Data entries:
☆ ☆ ☆ ☆ ☆
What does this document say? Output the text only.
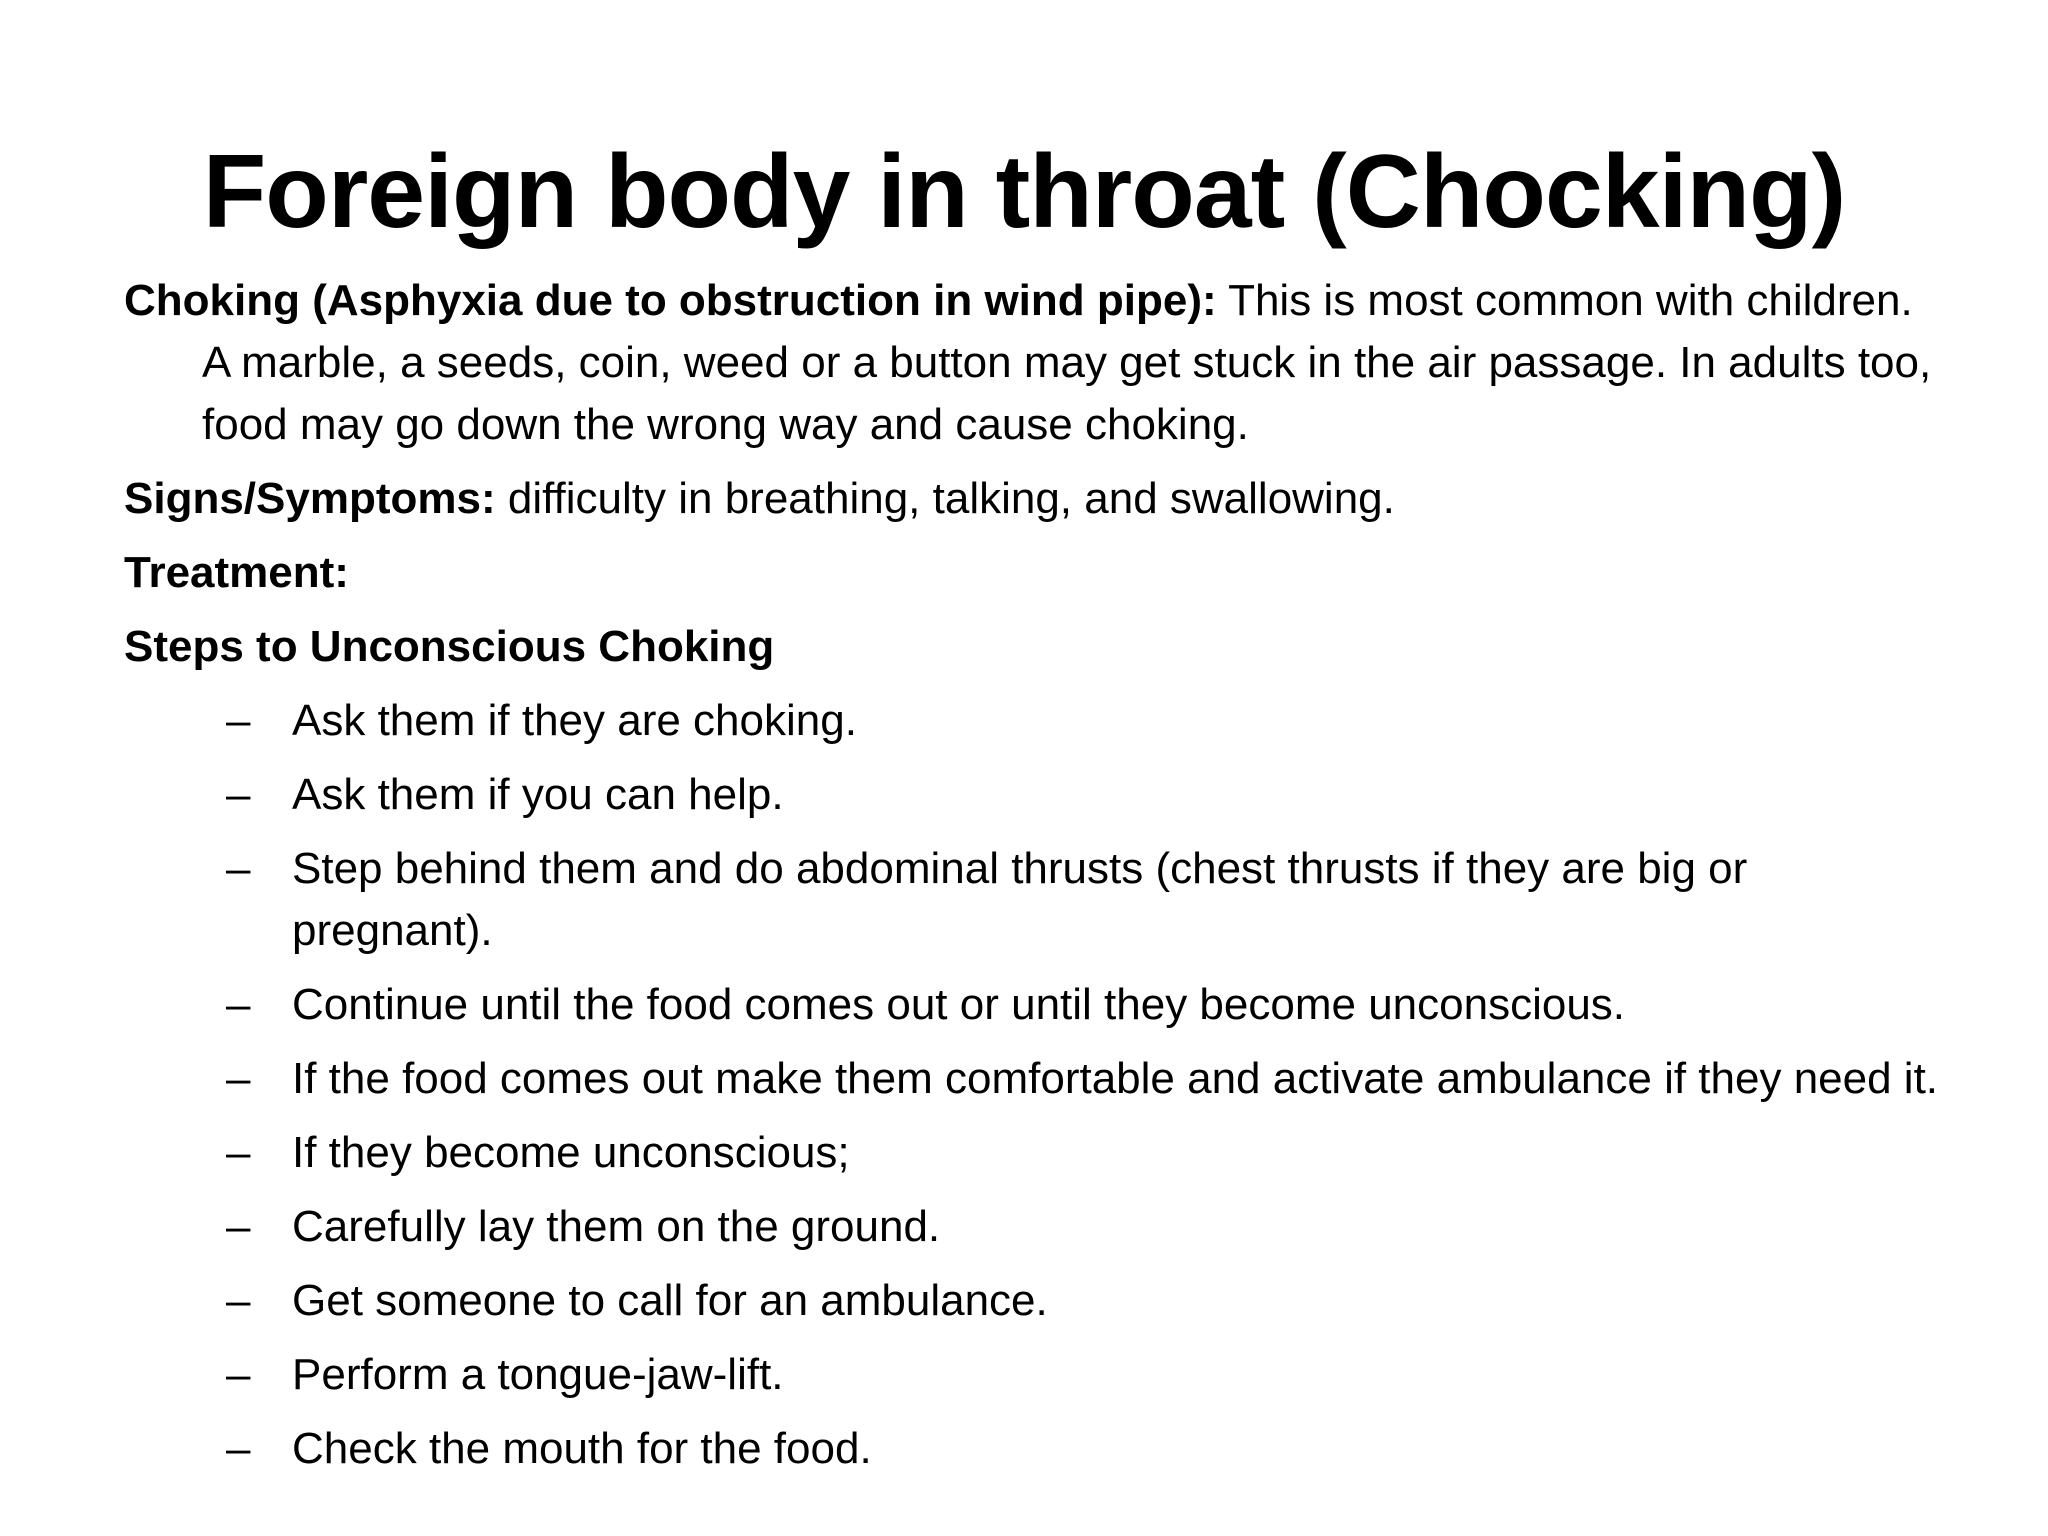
Foreign body in throat (Chocking)

Choking (Asphyxia due to obstruction in wind pipe): This is most common with children. A marble, a seeds, coin, weed or a button may get stuck in the air passage. In adults too, food may go down the wrong way and cause choking.

Signs/Symptoms: difficulty in breathing, talking, and swallowing.

Treatment:
Steps to Unconscious Choking
– Ask them if they are choking.
– Ask them if you can help.
– Step behind them and do abdominal thrusts (chest thrusts if they are big or pregnant).
– Continue until the food comes out or until they become unconscious.
– If the food comes out make them comfortable and activate ambulance if they need it.
– If they become unconscious;
– Carefully lay them on the ground.
– Get someone to call for an ambulance.
– Perform a tongue-jaw-lift.
– Check the mouth for the food.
☆ ☆ ☆ ☆ ☆
Work to complete —
Transcribe the records above verbatim. Do not carry over any picture.

Exercise result —
What does this document say? Output the text only.
Foreign body in throat (Chocking)

Choking (Asphyxia due to obstruction in wind pipe): This is most common with children. A marble, a seeds, coin, weed or a button may get stuck in the air passage. In adults too, food may go down the wrong way and cause choking.

Signs/Symptoms: difficulty in breathing, talking, and swallowing.

Treatment:
Steps to Unconscious Choking
– Ask them if they are choking.
– Ask them if you can help.
– Step behind them and do abdominal thrusts (chest thrusts if they are big or pregnant).
– Continue until the food comes out or until they become unconscious.
– If the food comes out make them comfortable and activate ambulance if they need it.
– If they become unconscious;
– Carefully lay them on the ground.
– Get someone to call for an ambulance.
– Perform a tongue-jaw-lift.
– Check the mouth for the food.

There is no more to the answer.